REQUIREMENTS>
Repeat each entry word for word. Leave any images out of the copy.

Data listing

# # # # #

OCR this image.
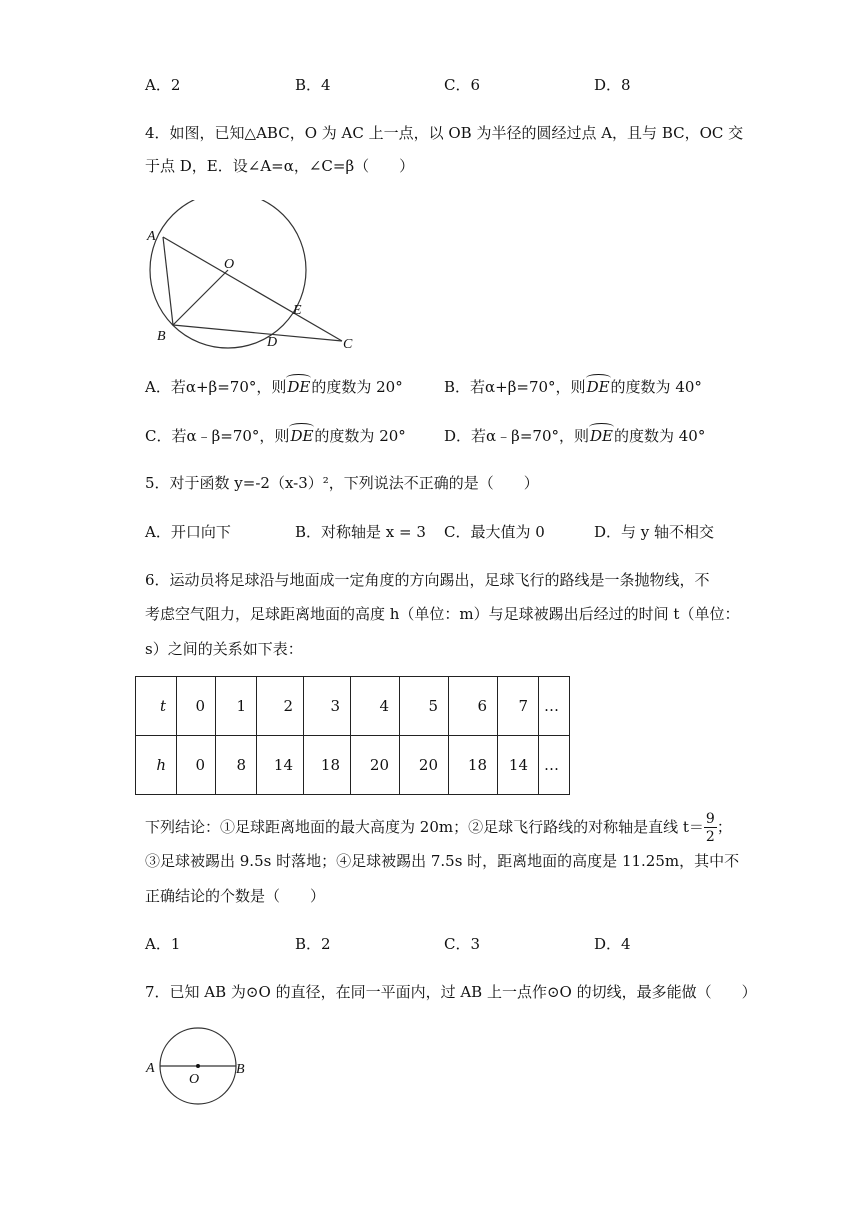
A．2	B．4	C．6	D．8
4．如图，已知△ABC，O 为 AC 上一点，以 OB 为半径的圆经过点 A，且与 BC，OC 交
于点 D，E．设∠A=α，∠C=β（　　）
A
O
E
B	D	C
A．若α+β=70°，则DE的度数为 20°	B．若α+β=70°，则DE的度数为 40°
C．若α﹣β=70°，则DE的度数为 20°	D．若α﹣β=70°，则DE的度数为 40°
5．对于函数 y=-2（x-3）²，下列说法不正确的是（　　）
A．开口向下	B．对称轴是 x = 3 C．最大值为 0	D．与 y 轴不相交
6．运动员将足球沿与地面成一定角度的方向踢出，足球飞行的路线是一条抛物线，不
考虑空气阻力，足球距离地面的高度 h（单位：m）与足球被踢出后经过的时间 t（单位：
s）之间的关系如下表：
t	0	1	2	3	4	5	6	7	…
h	0	8	14	18	20	20	18	14	…
下列结论：①足球距离地面的最大高度为 20m；②足球飞行路线的对称轴是直线 $t= \frac{9}{2}$ ；
③足球被踢出 9.5s 时落地；④足球被踢出 7.5s 时，距离地面的高度是 11.25m，其中不
正确结论的个数是（　　）
A．1	B．2	C．3	D．4
7．已知 AB 为⊙O 的直径，在同一平面内，过 AB 上一点作⊙O 的切线，最多能做（　　）
A
O
B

# # # # #

FINISHED ANSWER>
OCR this image.
A．2	B．4	C．6	D．8
4．如图，已知△ABC，O 为 AC 上一点，以 OB 为半径的圆经过点 A，且与 BC，OC 交
于点 D，E．设∠A=α，∠C=β（　　）
A
O
E
B	D	C
A．若α+β=70°，则DE的度数为 20°	B．若α+β=70°，则DE的度数为 40°
C．若α﹣β=70°，则DE的度数为 20°	D．若α﹣β=70°，则DE的度数为 40°
5．对于函数 y=-2（x-3）²，下列说法不正确的是（　　）
A．开口向下	B．对称轴是 x = 3 C．最大值为 0	D．与 y 轴不相交
6．运动员将足球沿与地面成一定角度的方向踢出，足球飞行的路线是一条抛物线，不
考虑空气阻力，足球距离地面的高度 h（单位：m）与足球被踢出后经过的时间 t（单位：
s）之间的关系如下表：
t	0	1	2	3	4	5	6	7	…
h	0	8	14	18	20	20	18	14	…
下列结论：①足球距离地面的最大高度为 20m；②足球飞行路线的对称轴是直线 $t= \frac{9}{2}$ ；
③足球被踢出 9.5s 时落地；④足球被踢出 7.5s 时，距离地面的高度是 11.25m，其中不
正确结论的个数是（　　）
A．1	B．2	C．3	D．4
7．已知 AB 为⊙O 的直径，在同一平面内，过 AB 上一点作⊙O 的切线，最多能做（　　）
A
O
B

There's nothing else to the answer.